Work required
In the records that follow, locate every line with "subtitle" and extract it.

Data tied to figure images
+===+
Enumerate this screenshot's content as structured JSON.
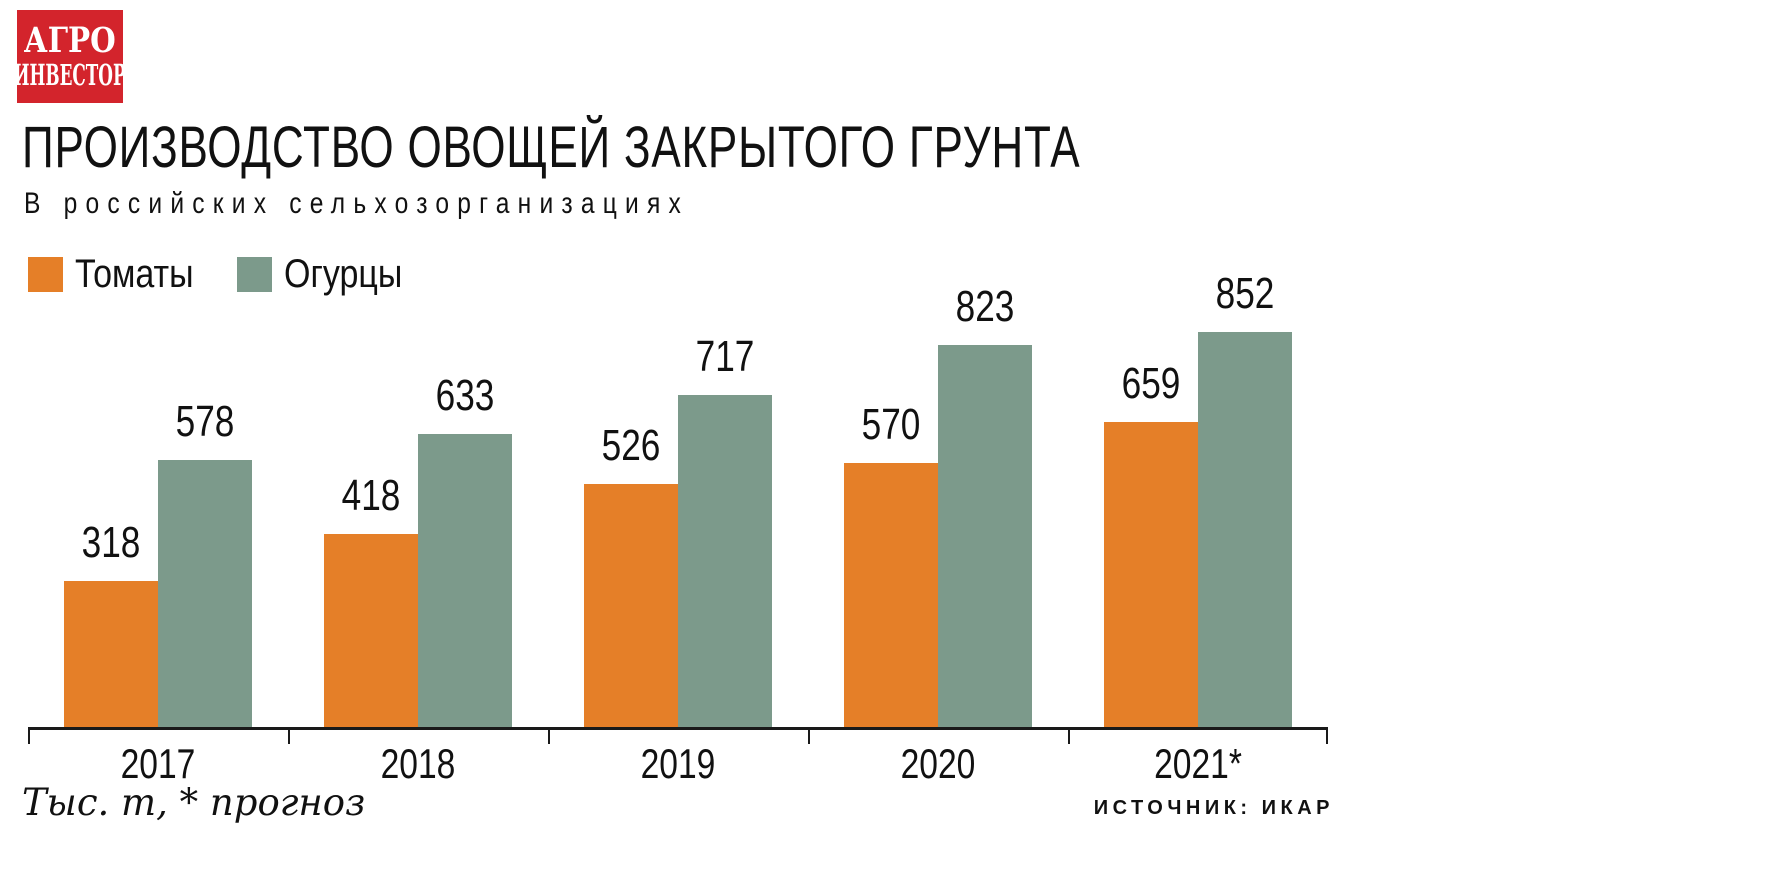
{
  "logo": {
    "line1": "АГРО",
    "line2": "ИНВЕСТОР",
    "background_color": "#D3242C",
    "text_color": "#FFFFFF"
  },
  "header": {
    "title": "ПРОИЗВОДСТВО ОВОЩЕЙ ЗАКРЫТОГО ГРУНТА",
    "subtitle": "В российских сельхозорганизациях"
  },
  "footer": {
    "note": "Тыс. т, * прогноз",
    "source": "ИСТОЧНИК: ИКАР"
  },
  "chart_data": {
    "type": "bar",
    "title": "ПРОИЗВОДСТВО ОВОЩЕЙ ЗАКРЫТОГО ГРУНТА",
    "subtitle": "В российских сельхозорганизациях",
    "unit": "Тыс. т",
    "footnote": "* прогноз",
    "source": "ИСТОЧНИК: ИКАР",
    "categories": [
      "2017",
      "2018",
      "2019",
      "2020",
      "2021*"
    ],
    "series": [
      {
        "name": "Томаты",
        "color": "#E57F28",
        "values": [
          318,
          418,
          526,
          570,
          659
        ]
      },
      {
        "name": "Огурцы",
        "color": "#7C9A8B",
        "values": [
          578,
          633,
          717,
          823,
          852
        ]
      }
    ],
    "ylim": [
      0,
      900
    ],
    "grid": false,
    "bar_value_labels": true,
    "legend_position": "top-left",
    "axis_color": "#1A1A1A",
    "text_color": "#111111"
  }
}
+===+
Answer to this problem
    "subtitle": "В российских сельхозорганизациях"
    "subtitle": "В российских сельхозорганизациях",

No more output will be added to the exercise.